* **THE INPUT**:
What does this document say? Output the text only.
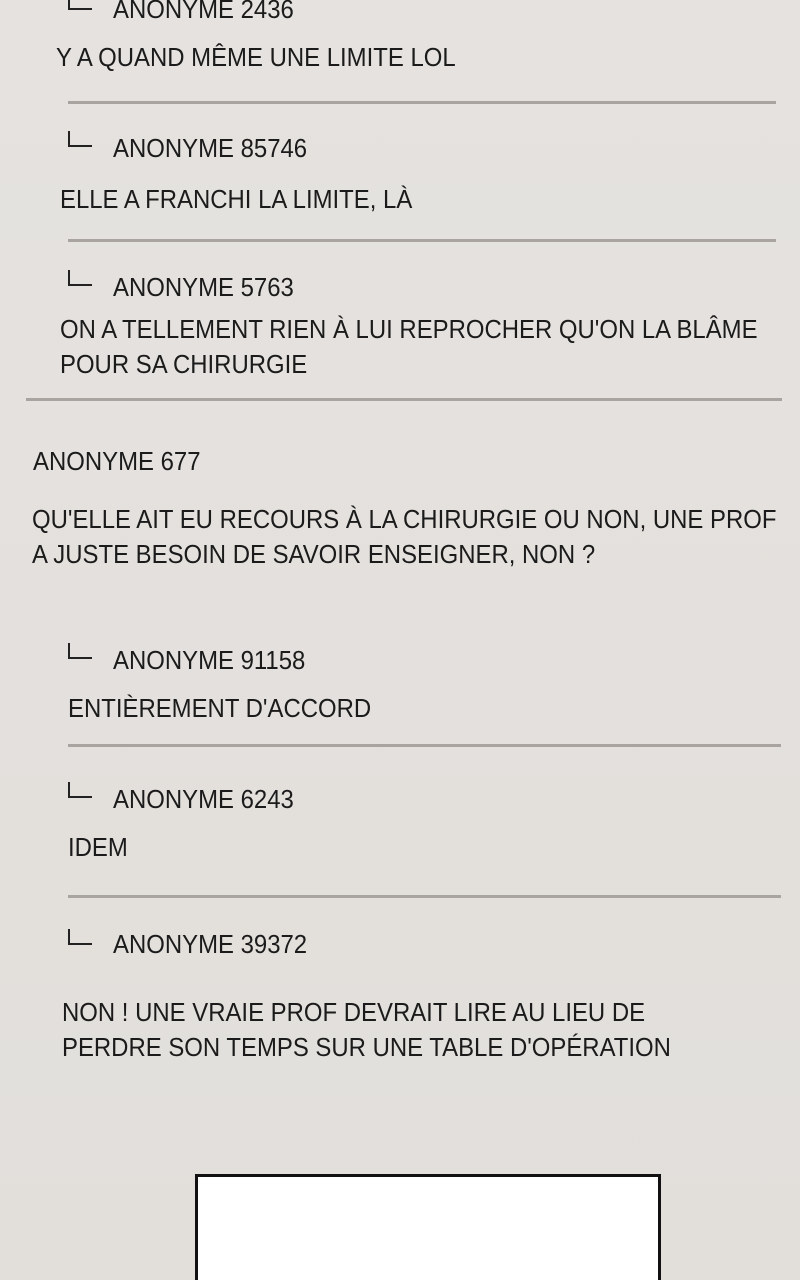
ANONYME 2436
Y A QUAND MÊME UNE LIMITE LOL
ANONYME 85746
ELLE A FRANCHI LA LIMITE, LÀ
ANONYME 5763
ON A TELLEMENT RIEN À LUI REPROCHER QU'ON LA BLÂME
POUR SA CHIRURGIE
ANONYME 677
QU'ELLE AIT EU RECOURS À LA CHIRURGIE OU NON, UNE PROF
A JUSTE BESOIN DE SAVOIR ENSEIGNER, NON ?
ANONYME 91158
ENTIÈREMENT D'ACCORD
ANONYME 6243
IDEM
ANONYME 39372
NON ! UNE VRAIE PROF DEVRAIT LIRE AU LIEU DE
PERDRE SON TEMPS SUR UNE TABLE D'OPÉRATION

* **OBJECTIVE**: Leave every image out, and retype the material exactly.

* **THE RESULT**:
What does this document say? Output the text only.
ANONYME 2436
Y A QUAND MÊME UNE LIMITE LOL
ANONYME 85746
ELLE A FRANCHI LA LIMITE, LÀ
ANONYME 5763
ON A TELLEMENT RIEN À LUI REPROCHER QU'ON LA BLÂME
POUR SA CHIRURGIE
ANONYME 677
QU'ELLE AIT EU RECOURS À LA CHIRURGIE OU NON, UNE PROF
A JUSTE BESOIN DE SAVOIR ENSEIGNER, NON ?
ANONYME 91158
ENTIÈREMENT D'ACCORD
ANONYME 6243
IDEM
ANONYME 39372
NON ! UNE VRAIE PROF DEVRAIT LIRE AU LIEU DE
PERDRE SON TEMPS SUR UNE TABLE D'OPÉRATION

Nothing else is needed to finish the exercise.